## START DATA EXTRACT
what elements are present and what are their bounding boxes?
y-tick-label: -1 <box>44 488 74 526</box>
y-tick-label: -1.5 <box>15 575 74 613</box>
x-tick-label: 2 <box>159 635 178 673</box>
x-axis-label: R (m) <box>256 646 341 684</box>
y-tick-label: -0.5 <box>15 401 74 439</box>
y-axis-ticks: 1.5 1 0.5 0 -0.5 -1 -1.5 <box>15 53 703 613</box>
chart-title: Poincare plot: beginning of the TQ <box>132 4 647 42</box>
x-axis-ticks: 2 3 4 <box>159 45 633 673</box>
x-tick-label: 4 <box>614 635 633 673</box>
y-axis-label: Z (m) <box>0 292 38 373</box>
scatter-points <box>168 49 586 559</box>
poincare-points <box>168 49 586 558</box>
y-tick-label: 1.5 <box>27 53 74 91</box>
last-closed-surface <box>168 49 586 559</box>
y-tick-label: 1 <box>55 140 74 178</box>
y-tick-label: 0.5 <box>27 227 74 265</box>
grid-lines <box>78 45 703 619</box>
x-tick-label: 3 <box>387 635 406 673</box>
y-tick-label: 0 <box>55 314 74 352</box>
## END DATA EXTRACT
## START DATA EXTRACT
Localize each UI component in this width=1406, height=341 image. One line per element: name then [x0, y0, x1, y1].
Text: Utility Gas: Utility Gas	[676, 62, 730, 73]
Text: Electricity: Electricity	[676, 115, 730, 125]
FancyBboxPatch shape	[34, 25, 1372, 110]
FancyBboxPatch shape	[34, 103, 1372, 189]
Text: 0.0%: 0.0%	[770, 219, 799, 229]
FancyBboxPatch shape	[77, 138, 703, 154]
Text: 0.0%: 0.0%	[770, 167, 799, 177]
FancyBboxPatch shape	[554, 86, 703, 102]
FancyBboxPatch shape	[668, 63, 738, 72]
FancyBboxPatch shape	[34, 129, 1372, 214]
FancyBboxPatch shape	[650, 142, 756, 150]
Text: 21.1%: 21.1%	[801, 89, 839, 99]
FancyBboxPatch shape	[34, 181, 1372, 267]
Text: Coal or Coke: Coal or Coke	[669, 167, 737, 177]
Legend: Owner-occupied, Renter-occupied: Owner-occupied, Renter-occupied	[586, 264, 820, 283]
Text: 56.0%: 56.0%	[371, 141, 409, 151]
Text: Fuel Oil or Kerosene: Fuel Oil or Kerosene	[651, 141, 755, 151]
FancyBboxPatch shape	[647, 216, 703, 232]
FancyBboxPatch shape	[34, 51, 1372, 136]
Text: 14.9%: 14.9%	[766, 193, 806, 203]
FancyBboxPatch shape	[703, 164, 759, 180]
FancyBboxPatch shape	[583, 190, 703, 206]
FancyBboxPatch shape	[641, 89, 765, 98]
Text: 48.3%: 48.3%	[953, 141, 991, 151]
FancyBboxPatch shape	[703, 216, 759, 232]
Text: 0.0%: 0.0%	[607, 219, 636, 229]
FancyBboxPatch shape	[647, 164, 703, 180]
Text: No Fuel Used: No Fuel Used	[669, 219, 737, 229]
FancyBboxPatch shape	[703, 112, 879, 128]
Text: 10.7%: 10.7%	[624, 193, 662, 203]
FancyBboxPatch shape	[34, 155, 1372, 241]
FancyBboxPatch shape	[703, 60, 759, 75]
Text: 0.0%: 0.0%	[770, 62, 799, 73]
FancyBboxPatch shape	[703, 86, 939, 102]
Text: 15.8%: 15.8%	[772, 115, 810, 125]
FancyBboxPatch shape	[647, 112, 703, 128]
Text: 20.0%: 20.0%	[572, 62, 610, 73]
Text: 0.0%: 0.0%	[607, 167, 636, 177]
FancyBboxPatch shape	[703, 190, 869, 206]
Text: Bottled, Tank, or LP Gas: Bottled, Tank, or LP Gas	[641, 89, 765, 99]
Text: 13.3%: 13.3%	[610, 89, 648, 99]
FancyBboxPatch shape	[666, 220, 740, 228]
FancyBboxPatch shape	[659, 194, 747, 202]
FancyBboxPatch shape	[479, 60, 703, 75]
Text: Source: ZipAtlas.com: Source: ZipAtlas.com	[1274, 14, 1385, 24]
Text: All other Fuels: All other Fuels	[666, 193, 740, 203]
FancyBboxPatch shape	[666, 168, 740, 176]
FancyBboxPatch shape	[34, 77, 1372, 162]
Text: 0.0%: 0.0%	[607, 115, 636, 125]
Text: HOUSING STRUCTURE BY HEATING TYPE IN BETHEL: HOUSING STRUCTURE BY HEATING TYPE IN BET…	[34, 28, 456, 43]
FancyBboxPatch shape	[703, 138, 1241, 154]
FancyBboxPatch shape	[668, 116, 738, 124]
## END DATA EXTRACT
▶ **PROBLEM DETAILS**
Write out the part of the records that opens with the line containing "Localize each UI" and closes with the line containing "103, 1372, 189]", keeping every character unchanged.

▶ **RESPONSE TO THIS TASK**
Localize each UI component in this width=1406, height=341 image. One line per element: name then [x0, y0, x1, y1].
Text: Utility Gas: Utility Gas	[676, 62, 730, 73]
Text: Electricity: Electricity	[676, 115, 730, 125]
FancyBboxPatch shape	[34, 25, 1372, 110]
FancyBboxPatch shape	[34, 103, 1372, 189]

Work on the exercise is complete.